— start RECORDS FOR THIS TASK —
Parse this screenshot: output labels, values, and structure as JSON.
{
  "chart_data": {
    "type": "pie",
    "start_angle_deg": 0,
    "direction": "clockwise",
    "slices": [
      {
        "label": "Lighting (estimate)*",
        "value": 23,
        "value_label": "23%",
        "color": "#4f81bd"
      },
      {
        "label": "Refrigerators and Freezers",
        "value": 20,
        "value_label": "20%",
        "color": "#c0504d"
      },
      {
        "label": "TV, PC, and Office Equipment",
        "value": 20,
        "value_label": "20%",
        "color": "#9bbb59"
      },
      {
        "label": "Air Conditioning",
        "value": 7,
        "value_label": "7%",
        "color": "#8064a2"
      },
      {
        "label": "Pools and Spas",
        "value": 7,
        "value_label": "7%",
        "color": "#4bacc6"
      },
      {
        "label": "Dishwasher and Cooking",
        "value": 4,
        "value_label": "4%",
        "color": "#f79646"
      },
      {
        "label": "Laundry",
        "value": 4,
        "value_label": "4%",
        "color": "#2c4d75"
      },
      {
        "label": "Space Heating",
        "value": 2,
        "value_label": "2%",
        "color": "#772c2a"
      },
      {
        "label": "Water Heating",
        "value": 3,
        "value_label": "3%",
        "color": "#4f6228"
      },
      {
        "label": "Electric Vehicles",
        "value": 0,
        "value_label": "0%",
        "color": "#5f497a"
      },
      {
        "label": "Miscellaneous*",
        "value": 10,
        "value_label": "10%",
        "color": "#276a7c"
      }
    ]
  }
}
— end RECORDS FOR THIS TASK —
§ TASK DETAILS:
Exactly reproduce every record.

§ EXERCISE ANSWER:
Parse this screenshot: output labels, values, and structure as JSON.
{
  "chart_data": {
    "type": "pie",
    "start_angle_deg": 0,
    "direction": "clockwise",
    "slices": [
      {
        "label": "Lighting (estimate)*",
        "value": 23,
        "value_label": "23%",
        "color": "#4f81bd"
      },
      {
        "label": "Refrigerators and Freezers",
        "value": 20,
        "value_label": "20%",
        "color": "#c0504d"
      },
      {
        "label": "TV, PC, and Office Equipment",
        "value": 20,
        "value_label": "20%",
        "color": "#9bbb59"
      },
      {
        "label": "Air Conditioning",
        "value": 7,
        "value_label": "7%",
        "color": "#8064a2"
      },
      {
        "label": "Pools and Spas",
        "value": 7,
        "value_label": "7%",
        "color": "#4bacc6"
      },
      {
        "label": "Dishwasher and Cooking",
        "value": 4,
        "value_label": "4%",
        "color": "#f79646"
      },
      {
        "label": "Laundry",
        "value": 4,
        "value_label": "4%",
        "color": "#2c4d75"
      },
      {
        "label": "Space Heating",
        "value": 2,
        "value_label": "2%",
        "color": "#772c2a"
      },
      {
        "label": "Water Heating",
        "value": 3,
        "value_label": "3%",
        "color": "#4f6228"
      },
      {
        "label": "Electric Vehicles",
        "value": 0,
        "value_label": "0%",
        "color": "#5f497a"
      },
      {
        "label": "Miscellaneous*",
        "value": 10,
        "value_label": "10%",
        "color": "#276a7c"
      }
    ]
  }
}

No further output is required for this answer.